— Start —

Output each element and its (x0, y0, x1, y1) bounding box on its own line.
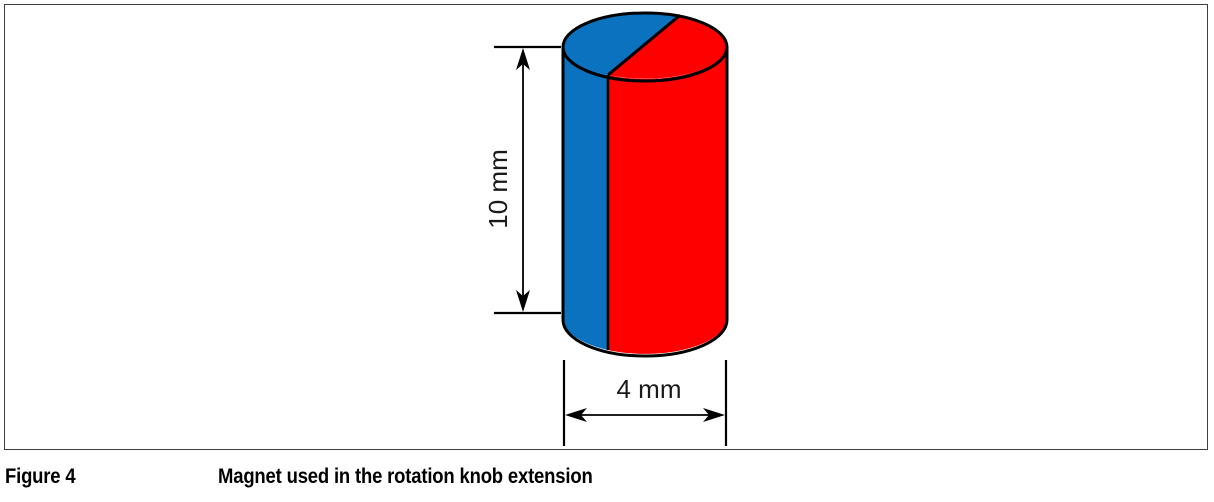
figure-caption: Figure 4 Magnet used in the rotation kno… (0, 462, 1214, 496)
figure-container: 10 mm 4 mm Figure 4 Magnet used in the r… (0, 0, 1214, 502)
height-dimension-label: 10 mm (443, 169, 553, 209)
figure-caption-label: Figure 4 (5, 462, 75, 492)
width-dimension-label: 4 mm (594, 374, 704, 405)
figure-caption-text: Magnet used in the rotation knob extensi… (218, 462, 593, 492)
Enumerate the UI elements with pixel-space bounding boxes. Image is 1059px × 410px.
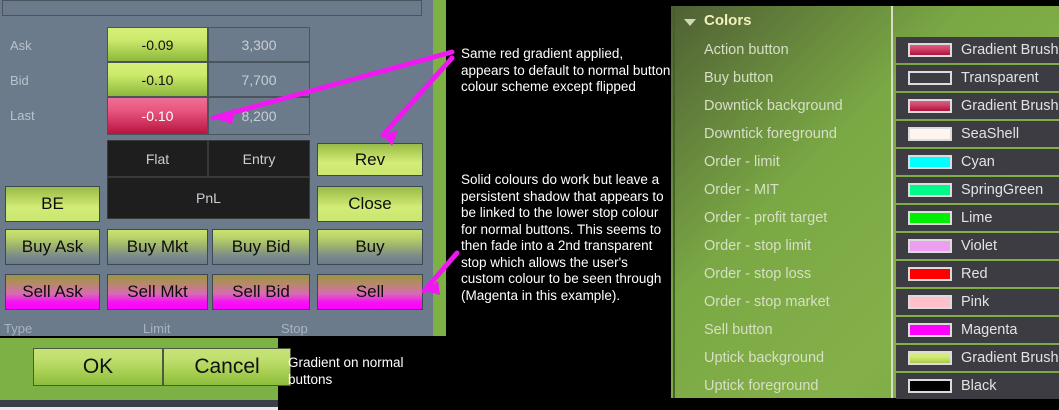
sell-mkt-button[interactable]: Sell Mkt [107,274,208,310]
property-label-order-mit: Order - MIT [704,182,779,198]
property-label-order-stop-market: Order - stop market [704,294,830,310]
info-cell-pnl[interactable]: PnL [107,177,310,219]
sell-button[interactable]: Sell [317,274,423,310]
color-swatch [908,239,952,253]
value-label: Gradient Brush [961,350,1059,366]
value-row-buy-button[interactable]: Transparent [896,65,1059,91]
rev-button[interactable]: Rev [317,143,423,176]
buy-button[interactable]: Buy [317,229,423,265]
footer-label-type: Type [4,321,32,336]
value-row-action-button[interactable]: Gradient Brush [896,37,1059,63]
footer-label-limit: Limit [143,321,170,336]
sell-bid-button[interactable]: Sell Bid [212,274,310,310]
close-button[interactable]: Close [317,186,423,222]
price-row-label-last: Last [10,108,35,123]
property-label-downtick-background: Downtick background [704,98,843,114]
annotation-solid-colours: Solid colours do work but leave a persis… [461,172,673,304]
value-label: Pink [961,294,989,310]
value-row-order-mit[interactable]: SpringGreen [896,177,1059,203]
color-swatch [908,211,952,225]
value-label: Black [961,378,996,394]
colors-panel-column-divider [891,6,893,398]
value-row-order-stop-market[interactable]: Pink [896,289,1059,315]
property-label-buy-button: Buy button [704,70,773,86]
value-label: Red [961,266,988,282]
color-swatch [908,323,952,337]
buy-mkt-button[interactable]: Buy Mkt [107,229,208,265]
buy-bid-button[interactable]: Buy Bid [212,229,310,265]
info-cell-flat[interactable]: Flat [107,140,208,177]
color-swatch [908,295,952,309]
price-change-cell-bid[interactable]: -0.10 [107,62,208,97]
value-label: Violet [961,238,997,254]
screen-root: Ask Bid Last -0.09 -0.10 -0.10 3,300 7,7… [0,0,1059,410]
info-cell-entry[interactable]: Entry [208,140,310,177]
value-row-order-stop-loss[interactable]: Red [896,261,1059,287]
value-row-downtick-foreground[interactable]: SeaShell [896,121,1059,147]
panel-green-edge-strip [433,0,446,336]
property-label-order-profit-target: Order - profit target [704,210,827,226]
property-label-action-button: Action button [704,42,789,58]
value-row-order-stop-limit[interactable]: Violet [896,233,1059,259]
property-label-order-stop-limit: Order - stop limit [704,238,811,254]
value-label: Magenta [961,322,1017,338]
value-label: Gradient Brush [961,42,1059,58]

— End —

Copy all of the material above line for line, leaving out the pictures.

Answer to this problem:
Output each element and its (x0, y0, x1, y1) bounding box on its own line.
figure-caption: Figure 4 Magnet used in the rotation kno… (0, 462, 1214, 496)
figure-container: 10 mm 4 mm Figure 4 Magnet used in the r… (0, 0, 1214, 502)
height-dimension-label: 10 mm (443, 169, 553, 209)
figure-caption-label: Figure 4 (5, 462, 75, 492)
width-dimension-label: 4 mm (594, 374, 704, 405)
figure-caption-text: Magnet used in the rotation knob extensi… (218, 462, 593, 492)
Enumerate the UI elements with pixel-space bounding boxes. Image is 1059px × 410px.
sell-mkt-button[interactable]: Sell Mkt [107,274,208,310]
property-label-order-mit: Order - MIT [704,182,779,198]
property-label-order-stop-market: Order - stop market [704,294,830,310]
info-cell-pnl[interactable]: PnL [107,177,310,219]
sell-button[interactable]: Sell [317,274,423,310]
color-swatch [908,239,952,253]
value-label: Gradient Brush [961,350,1059,366]
value-row-buy-button[interactable]: Transparent [896,65,1059,91]
rev-button[interactable]: Rev [317,143,423,176]
buy-button[interactable]: Buy [317,229,423,265]
footer-label-type: Type [4,321,32,336]
value-row-action-button[interactable]: Gradient Brush [896,37,1059,63]
footer-label-limit: Limit [143,321,170,336]
sell-bid-button[interactable]: Sell Bid [212,274,310,310]
close-button[interactable]: Close [317,186,423,222]
price-row-label-last: Last [10,108,35,123]
property-label-downtick-background: Downtick background [704,98,843,114]
annotation-solid-colours: Solid colours do work but leave a persis… [461,172,673,304]
value-label: Pink [961,294,989,310]
value-row-order-mit[interactable]: SpringGreen [896,177,1059,203]
color-swatch [908,211,952,225]
value-label: Black [961,378,996,394]
colors-panel-column-divider [891,6,893,398]
value-row-order-stop-market[interactable]: Pink [896,289,1059,315]
property-label-buy-button: Buy button [704,70,773,86]
value-label: Red [961,266,988,282]
color-swatch [908,323,952,337]
buy-mkt-button[interactable]: Buy Mkt [107,229,208,265]
buy-bid-button[interactable]: Buy Bid [212,229,310,265]
info-cell-flat[interactable]: Flat [107,140,208,177]
color-swatch [908,295,952,309]
price-change-cell-bid[interactable]: -0.10 [107,62,208,97]
value-label: Violet [961,238,997,254]
screen-root: Ask Bid Last -0.09 -0.10 -0.10 3,300 7,7… [0,0,1059,410]
info-cell-entry[interactable]: Entry [208,140,310,177]
value-row-order-stop-loss[interactable]: Red [896,261,1059,287]
value-row-downtick-foreground[interactable]: SeaShell [896,121,1059,147]
panel-green-edge-strip [433,0,446,336]
property-label-order-profit-target: Order - profit target [704,210,827,226]
property-label-action-button: Action button [704,42,789,58]
value-row-order-stop-limit[interactable]: Violet [896,233,1059,259]
property-label-order-stop-limit: Order - stop limit [704,238,811,254]
value-label: Magenta [961,322,1017,338]
value-label: Gradient Brush [961,42,1059,58]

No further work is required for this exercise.